From the entries below, copy out every line with "Maximum" in it.

-=-=-=-=-

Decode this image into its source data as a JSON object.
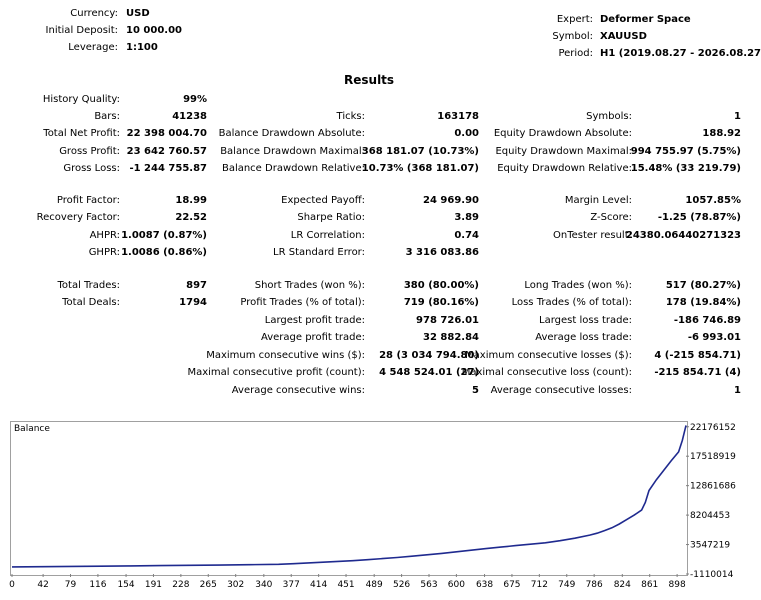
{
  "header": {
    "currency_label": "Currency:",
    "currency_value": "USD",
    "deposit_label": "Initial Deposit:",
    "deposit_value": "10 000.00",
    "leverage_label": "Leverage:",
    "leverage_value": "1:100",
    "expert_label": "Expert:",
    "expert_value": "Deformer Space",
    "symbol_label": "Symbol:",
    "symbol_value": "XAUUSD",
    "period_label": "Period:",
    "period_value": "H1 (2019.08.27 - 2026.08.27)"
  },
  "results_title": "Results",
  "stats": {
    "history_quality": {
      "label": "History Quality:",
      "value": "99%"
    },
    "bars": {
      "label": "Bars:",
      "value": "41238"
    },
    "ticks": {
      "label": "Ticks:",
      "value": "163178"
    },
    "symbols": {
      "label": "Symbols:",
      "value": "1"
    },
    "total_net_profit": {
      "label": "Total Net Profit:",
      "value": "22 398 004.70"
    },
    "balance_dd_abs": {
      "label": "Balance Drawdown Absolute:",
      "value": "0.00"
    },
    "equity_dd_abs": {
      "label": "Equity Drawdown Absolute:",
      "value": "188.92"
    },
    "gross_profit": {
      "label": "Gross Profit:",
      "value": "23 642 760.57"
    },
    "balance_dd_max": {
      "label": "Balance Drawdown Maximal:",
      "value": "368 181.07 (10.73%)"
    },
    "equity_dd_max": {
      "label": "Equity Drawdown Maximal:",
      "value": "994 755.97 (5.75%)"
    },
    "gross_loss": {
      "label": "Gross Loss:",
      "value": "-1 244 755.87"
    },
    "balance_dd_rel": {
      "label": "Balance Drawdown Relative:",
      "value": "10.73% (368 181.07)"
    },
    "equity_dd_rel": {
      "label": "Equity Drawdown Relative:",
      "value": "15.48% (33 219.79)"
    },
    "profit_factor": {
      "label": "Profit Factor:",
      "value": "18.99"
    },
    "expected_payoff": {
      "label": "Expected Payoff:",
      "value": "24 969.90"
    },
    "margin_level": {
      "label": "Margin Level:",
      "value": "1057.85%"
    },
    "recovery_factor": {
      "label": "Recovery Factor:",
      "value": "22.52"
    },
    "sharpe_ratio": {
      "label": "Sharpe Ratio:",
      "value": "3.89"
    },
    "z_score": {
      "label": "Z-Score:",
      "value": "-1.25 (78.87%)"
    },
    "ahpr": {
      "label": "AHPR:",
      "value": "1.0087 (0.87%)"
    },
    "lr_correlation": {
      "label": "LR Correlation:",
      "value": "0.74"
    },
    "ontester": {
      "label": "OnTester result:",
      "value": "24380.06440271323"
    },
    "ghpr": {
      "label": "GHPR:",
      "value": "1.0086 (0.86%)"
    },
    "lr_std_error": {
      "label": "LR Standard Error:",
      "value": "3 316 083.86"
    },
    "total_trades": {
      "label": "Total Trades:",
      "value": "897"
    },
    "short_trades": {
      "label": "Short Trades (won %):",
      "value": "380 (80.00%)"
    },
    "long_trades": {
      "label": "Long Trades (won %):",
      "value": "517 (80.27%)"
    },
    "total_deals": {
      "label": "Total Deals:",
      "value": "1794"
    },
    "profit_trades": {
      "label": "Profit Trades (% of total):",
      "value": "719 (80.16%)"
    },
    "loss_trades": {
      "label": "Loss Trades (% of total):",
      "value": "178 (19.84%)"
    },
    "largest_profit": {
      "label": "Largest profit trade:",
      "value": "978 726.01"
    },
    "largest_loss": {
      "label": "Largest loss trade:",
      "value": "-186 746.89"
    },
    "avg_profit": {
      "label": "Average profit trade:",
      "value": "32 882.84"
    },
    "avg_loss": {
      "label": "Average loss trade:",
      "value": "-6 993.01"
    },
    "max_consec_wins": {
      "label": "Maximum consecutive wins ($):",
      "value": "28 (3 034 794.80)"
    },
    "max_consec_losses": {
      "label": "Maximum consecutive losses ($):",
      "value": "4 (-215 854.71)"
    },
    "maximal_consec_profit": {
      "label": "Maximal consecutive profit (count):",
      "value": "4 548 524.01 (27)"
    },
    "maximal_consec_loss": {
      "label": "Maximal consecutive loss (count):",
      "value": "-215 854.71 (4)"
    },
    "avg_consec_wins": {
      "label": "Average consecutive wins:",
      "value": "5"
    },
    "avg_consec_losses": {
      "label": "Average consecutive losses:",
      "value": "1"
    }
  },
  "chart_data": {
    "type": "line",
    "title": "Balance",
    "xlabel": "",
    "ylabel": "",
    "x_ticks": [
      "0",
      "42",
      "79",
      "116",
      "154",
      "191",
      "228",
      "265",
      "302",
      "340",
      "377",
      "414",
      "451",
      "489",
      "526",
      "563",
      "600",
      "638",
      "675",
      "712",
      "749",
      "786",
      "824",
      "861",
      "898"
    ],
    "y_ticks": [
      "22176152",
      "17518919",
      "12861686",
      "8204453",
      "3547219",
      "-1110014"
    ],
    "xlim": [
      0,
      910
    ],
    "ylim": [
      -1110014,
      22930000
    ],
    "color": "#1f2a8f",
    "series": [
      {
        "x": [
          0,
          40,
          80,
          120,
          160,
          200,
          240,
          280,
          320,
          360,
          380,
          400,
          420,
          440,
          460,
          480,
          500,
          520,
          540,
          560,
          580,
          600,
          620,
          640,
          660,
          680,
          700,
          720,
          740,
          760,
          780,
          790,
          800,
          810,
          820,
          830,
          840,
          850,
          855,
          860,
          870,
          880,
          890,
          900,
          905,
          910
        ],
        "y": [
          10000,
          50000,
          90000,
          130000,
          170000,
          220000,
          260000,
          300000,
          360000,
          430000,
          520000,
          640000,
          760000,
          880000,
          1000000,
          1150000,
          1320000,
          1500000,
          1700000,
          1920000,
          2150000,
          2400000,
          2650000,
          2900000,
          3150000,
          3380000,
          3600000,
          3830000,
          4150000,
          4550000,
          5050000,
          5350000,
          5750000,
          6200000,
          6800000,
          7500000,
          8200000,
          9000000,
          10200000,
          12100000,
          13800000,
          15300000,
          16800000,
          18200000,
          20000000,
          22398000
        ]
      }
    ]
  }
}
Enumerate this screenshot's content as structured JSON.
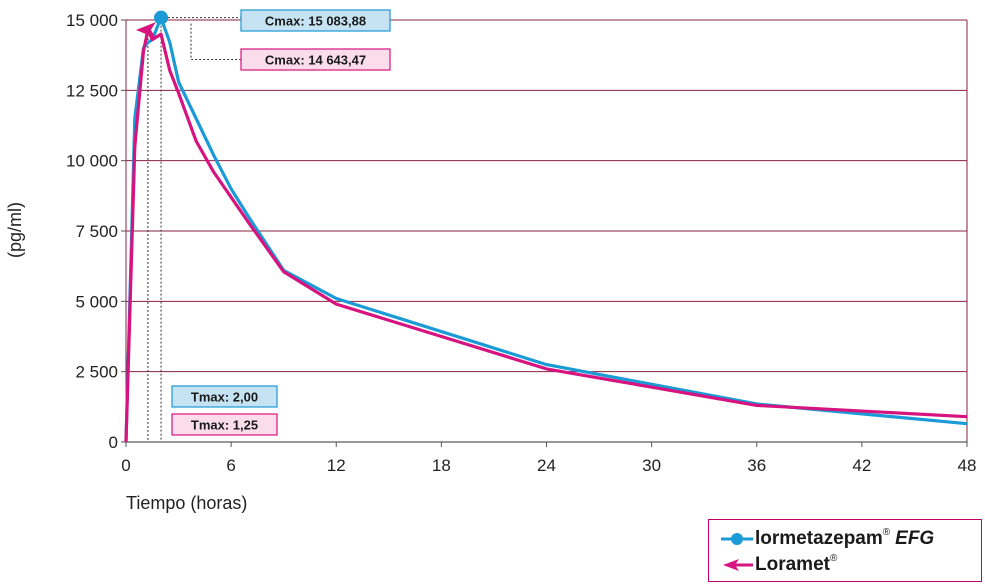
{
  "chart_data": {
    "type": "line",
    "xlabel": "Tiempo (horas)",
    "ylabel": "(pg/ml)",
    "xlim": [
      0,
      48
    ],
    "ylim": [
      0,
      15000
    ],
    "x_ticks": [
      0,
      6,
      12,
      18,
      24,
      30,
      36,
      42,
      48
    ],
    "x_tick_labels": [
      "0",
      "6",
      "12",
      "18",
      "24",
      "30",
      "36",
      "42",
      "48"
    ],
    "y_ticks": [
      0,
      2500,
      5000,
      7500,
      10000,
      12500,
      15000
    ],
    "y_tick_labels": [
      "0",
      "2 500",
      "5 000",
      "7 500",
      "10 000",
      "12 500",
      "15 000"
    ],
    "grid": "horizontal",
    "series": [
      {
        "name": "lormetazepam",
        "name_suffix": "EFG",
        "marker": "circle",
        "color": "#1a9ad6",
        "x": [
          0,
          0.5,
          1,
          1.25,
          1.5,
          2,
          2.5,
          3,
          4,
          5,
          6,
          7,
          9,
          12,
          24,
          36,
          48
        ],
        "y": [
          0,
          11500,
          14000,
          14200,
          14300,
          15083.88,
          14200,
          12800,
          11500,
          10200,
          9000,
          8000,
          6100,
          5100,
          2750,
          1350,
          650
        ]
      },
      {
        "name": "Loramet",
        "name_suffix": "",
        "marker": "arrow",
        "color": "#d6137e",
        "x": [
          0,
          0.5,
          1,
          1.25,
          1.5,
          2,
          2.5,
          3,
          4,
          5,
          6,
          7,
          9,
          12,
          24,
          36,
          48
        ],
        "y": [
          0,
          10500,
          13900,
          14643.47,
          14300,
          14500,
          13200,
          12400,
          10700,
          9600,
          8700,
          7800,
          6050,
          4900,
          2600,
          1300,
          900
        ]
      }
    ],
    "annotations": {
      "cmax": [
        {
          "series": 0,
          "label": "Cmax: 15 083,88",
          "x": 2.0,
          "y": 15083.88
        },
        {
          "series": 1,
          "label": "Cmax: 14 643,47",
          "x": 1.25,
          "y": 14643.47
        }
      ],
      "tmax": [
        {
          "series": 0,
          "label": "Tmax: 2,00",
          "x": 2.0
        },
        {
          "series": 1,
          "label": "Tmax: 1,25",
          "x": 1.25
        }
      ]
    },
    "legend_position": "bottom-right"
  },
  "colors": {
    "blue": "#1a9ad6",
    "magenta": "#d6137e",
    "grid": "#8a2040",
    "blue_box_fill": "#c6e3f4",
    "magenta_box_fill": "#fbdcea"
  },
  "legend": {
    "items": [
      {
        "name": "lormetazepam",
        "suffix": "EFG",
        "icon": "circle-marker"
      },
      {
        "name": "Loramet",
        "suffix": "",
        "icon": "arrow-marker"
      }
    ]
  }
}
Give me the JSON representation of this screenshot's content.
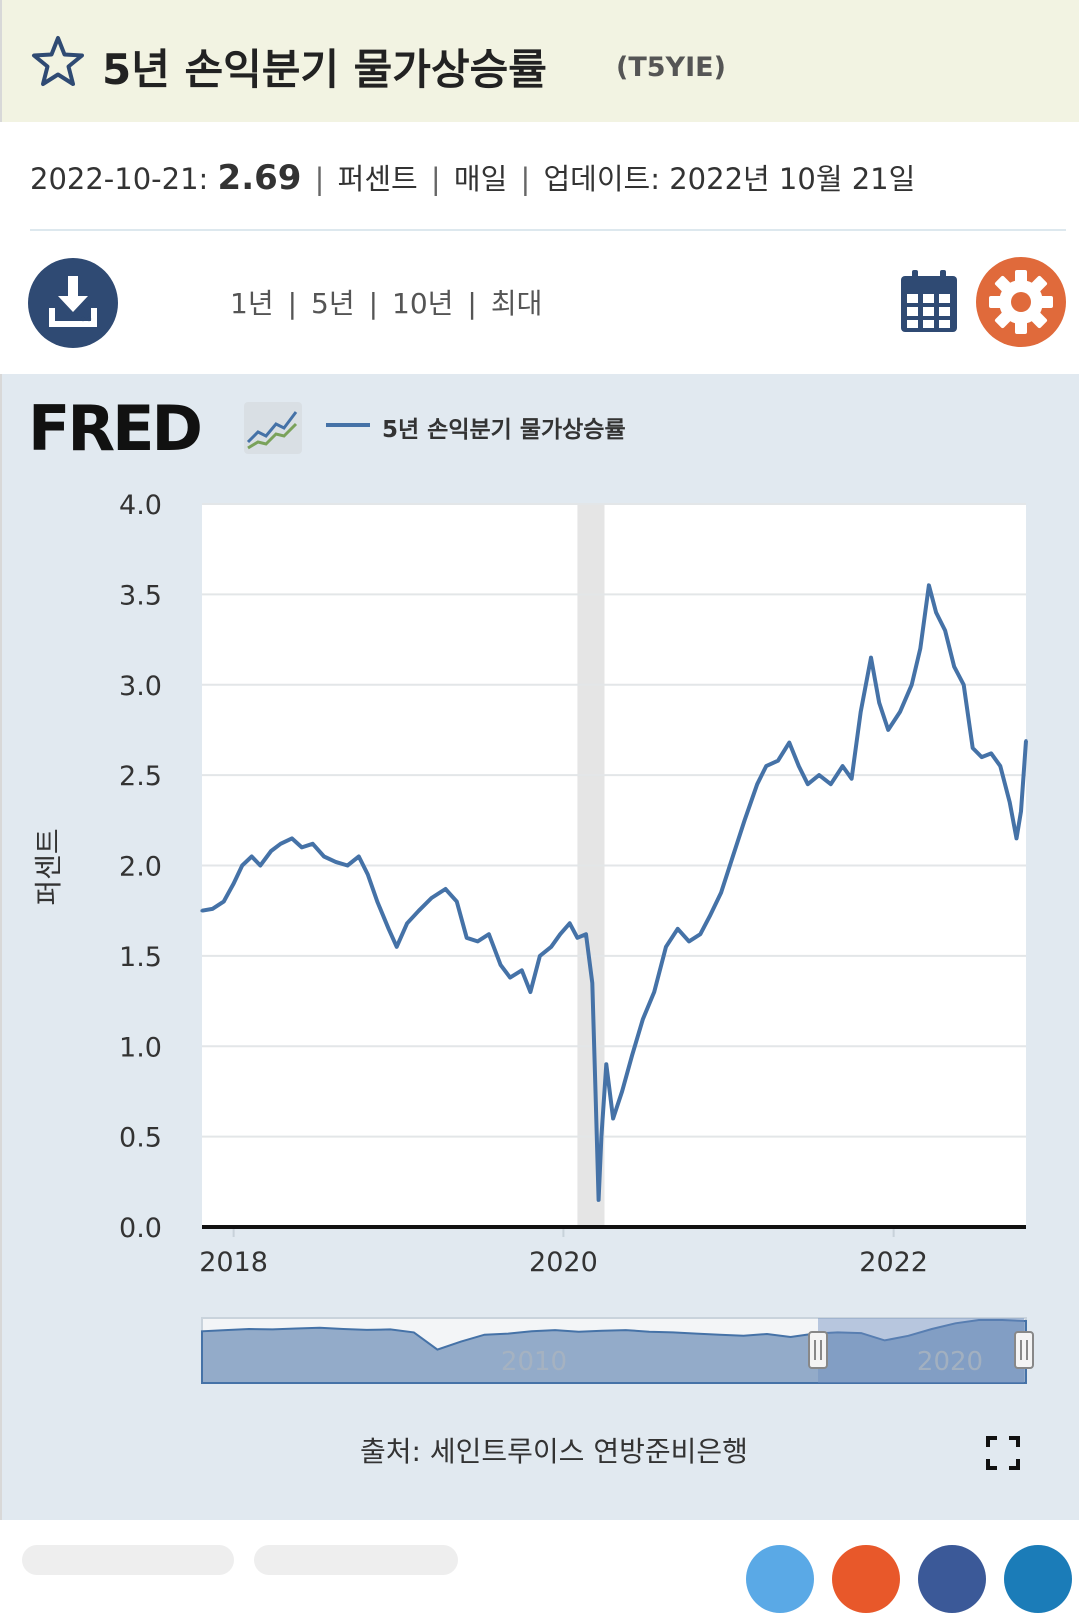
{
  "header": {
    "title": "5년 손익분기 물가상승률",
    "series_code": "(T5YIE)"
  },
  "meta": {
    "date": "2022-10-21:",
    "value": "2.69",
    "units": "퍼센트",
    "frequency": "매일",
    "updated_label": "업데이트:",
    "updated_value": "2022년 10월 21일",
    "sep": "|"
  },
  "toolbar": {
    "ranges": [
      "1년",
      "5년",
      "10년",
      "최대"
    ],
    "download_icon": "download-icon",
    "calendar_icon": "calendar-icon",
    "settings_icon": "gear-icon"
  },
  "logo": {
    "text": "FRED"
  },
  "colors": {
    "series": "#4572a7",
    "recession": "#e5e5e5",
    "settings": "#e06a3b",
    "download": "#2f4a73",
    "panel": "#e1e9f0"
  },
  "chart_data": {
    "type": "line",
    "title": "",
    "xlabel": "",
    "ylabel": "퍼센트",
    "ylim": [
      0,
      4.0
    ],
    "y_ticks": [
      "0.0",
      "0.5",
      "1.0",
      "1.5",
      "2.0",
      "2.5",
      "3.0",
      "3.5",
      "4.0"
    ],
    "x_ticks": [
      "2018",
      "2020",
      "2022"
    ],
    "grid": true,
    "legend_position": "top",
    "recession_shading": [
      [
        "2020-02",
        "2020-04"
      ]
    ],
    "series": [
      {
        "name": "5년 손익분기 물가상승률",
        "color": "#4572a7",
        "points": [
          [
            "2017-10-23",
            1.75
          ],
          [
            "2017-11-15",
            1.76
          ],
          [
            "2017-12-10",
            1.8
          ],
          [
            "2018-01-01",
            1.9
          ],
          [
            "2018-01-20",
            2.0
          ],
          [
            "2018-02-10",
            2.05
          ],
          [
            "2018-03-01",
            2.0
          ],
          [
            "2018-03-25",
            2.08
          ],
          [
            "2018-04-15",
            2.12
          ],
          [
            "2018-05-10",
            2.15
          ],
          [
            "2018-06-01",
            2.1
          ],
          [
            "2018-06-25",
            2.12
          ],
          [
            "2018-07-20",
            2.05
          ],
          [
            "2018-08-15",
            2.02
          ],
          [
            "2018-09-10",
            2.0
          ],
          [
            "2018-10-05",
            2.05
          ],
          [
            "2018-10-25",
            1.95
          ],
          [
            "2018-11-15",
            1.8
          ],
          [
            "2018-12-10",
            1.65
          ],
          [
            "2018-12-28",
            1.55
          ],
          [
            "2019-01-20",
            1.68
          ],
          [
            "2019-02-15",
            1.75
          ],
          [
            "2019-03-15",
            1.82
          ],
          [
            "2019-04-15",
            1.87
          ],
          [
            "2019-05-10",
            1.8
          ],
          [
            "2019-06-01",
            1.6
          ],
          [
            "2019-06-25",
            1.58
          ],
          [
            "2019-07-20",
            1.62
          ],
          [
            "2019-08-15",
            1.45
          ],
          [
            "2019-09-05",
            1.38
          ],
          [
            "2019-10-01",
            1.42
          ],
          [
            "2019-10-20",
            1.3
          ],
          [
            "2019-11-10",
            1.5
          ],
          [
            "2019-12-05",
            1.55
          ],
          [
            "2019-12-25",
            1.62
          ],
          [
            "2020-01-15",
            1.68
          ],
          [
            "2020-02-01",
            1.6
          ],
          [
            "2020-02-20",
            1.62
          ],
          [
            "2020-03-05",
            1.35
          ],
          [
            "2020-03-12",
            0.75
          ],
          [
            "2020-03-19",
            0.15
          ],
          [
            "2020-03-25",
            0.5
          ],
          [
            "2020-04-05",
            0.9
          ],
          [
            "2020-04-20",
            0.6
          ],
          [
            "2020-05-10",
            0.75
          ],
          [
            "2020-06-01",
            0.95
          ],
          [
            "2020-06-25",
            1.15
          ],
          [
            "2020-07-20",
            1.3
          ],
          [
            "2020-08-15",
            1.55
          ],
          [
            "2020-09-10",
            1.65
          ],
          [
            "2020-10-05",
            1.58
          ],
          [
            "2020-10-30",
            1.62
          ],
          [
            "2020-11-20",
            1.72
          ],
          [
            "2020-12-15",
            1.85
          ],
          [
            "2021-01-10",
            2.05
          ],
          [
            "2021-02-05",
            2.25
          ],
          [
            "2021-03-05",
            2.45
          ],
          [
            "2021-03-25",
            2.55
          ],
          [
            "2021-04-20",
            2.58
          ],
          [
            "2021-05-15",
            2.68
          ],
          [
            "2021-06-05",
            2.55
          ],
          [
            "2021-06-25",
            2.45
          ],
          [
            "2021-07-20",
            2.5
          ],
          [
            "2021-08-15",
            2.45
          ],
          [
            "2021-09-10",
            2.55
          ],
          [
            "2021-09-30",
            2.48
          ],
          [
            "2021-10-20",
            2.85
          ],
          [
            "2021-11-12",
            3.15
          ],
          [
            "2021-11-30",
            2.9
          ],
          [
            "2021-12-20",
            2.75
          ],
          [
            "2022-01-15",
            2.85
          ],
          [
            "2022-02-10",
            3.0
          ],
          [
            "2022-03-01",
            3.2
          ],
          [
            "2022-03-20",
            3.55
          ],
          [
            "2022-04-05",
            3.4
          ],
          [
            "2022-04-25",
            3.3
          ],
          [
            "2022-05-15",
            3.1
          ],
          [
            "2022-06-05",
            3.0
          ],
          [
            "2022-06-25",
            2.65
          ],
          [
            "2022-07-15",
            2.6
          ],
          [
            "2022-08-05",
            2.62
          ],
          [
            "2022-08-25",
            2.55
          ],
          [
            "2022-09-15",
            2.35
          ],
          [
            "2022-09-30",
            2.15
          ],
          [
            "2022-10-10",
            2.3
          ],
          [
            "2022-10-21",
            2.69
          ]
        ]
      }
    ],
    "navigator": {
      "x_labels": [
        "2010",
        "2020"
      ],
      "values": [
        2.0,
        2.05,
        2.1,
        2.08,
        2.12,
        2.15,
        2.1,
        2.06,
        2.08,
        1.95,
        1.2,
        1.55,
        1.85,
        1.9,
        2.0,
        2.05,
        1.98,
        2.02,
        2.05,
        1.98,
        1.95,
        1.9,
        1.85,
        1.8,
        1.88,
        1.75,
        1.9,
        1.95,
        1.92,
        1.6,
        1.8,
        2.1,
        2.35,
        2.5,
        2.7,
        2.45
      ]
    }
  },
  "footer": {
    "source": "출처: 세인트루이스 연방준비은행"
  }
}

-=-=-=-=-

■ WRITTEN ANSWER:
      "label": "Maximum consecutive wins ($):",
      "label": "Maximum consecutive losses ($):",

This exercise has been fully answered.